-------- TEXT BLOCK --------

Brave New Epsilons
Imagine going to a job interview in twenty years time. Chances are, you’ll have to take along your ID, your CV, and your personal genomic profile. One of the gene variants an employer might be looking for is Epsilon 4, which is thought to significantly increase your likelihood of developing Alzheimer’s disease. Some notable genome self-publishers like Harvard psychologist Steven Pinker are choosing not to publish the Epsilon 4 part of their genome, perhaps understandably. As one researcher remarks, “I wouldn’t want to know whether I’ve got one and I certainly wouldn’t want other people to know” (New Scientist, 13 February).
The problem for workers is, genome-sequencing is already in the 3-figure dollar range and it won’t be long before we will be expected to provide a genome survey in order to get work, just like house sellers will now be required to provide the buyer with a house survey. The more privileged members of this brave new capitalism will no doubt ‘do a Pinker’, but workers in all probability will not be allowed to keep quiet about Epsilon 4, or anything else for that matter, and will be entirely at the mercy of what the bosses decide they don’t like. Unless more workers start inserting copies of this magazine into their jeans, we could all end up as Epsilon-class workers.
‘Just out driving my new Toyota Prius. Text later. Can’t stop.’
Possibly last month’s best SMS joke. In the midst of the fuss over the large-scale recall of the accursed vehicle, some engineers are doing the predictable thing and, with a knowing stroke of the greying whiskers, remarking that “O’course, they be too damn complicated these days, too much to go wrong. That’s their problem right there, I tell ‘ee.” Although the Prius problem was entirely and mundanely mechanical, speculation also centres round another of Toyota’s products, the Lexus. The more that modern car designs move from mechanical to electronic systems the greater the risk of electromagnetic interference (EMI), and designs like the Lexus with electronically-controlled acceleration or ‘drive by wire’ are now thought to be at risk of EMI-induced ‘sudden unintended acceleration’(New Scientist, 13 February).

--------

- [WORK ITEM]
Rewrite the Epsilon 4 passage, starting at "The problem for" and stopping after "as Epsilon-class workers.", with "bosses" changed to "managers". The material after this point isn't needed for this.

-------- RAW DATA --------

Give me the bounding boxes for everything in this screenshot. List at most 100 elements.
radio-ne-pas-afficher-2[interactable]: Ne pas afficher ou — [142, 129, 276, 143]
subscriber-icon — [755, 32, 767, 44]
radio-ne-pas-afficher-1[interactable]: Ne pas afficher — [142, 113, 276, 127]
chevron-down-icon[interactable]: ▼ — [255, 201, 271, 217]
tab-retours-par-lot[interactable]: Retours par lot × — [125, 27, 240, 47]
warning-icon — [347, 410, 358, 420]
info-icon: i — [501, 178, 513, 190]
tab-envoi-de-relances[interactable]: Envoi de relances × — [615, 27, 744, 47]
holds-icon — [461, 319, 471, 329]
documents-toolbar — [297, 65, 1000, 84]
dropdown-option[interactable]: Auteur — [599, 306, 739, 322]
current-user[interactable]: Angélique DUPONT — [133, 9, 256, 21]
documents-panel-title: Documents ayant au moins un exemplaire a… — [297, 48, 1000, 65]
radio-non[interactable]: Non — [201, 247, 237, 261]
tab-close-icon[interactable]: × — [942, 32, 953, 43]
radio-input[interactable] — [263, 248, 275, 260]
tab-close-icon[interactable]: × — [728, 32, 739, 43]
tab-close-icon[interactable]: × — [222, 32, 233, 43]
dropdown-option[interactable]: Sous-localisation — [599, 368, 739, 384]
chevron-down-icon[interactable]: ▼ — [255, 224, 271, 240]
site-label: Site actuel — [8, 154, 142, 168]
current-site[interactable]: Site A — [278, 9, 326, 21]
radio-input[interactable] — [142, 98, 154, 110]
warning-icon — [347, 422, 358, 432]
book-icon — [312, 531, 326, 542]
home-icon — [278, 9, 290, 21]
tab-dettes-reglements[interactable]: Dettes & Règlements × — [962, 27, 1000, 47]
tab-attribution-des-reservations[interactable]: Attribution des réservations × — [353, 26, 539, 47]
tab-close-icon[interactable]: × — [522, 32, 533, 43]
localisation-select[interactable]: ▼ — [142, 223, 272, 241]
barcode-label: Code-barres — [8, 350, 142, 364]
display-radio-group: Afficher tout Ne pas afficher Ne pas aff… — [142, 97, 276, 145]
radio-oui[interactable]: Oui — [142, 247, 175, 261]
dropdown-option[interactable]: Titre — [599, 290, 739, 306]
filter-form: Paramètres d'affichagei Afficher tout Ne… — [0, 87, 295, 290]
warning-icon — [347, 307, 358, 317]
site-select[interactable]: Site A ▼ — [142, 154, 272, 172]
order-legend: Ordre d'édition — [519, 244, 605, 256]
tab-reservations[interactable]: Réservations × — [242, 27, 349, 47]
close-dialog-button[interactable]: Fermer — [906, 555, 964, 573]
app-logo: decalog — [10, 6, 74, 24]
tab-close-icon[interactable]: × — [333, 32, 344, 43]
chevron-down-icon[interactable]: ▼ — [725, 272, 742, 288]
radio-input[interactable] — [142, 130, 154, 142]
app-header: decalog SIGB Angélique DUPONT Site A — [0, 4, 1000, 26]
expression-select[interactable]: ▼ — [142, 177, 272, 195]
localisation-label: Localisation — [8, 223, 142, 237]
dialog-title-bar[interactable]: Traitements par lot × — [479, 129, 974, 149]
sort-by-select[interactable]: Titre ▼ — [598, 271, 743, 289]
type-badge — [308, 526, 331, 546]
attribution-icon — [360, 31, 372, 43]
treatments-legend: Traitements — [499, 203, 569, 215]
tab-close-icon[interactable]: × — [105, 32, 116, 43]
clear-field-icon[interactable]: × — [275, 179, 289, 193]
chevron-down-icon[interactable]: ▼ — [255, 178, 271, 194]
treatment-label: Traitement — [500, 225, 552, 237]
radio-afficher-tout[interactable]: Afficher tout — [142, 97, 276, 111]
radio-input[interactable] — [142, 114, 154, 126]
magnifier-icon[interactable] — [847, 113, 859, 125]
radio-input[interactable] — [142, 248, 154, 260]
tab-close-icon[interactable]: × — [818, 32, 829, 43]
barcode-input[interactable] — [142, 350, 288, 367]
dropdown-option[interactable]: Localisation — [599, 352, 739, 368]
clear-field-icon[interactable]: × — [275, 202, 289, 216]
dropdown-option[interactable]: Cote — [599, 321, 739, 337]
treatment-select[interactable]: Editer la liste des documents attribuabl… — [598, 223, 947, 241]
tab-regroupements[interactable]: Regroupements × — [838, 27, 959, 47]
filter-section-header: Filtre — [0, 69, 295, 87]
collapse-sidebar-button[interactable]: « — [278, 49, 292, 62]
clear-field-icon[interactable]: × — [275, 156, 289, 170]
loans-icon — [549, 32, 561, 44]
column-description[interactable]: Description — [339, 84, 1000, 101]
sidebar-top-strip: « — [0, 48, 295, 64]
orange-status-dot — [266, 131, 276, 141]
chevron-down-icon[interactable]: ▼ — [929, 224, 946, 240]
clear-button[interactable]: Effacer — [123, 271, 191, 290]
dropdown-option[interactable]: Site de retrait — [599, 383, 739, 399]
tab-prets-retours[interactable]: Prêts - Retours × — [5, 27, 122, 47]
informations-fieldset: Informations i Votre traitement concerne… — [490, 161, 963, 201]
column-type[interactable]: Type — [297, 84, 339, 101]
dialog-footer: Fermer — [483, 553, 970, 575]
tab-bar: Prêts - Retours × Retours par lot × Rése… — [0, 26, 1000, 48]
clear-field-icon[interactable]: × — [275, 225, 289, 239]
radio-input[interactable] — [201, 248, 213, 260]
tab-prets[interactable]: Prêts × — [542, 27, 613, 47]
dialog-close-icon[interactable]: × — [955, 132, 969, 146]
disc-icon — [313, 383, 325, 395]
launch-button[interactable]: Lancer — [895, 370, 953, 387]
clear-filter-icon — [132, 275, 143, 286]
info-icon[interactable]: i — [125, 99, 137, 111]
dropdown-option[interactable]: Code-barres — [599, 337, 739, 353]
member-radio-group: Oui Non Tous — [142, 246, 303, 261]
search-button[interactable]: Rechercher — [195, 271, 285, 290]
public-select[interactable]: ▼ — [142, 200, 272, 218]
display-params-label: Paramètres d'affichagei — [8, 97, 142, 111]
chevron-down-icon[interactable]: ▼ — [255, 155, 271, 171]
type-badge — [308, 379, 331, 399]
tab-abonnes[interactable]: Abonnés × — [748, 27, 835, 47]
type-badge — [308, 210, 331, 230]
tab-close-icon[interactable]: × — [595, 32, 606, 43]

--------

- [RESULT OF THE TASK]
The problem for workers is, genome-sequencing is already in the 3-figure dollar range and it won’t be long before we will be expected to provide a genome survey in order to get work, just like house sellers will now be required to provide the buyer with a house survey. The more privileged members of this brave new capitalism will no doubt ‘do a Pinker’, but workers in all probability will not be allowed to keep quiet about Epsilon 4, or anything else for that matter, and will be entirely at the mercy of what the managers decide they don’t like. Unless more workers start inserting copies of this magazine into their jeans, we could all end up as Epsilon-class workers.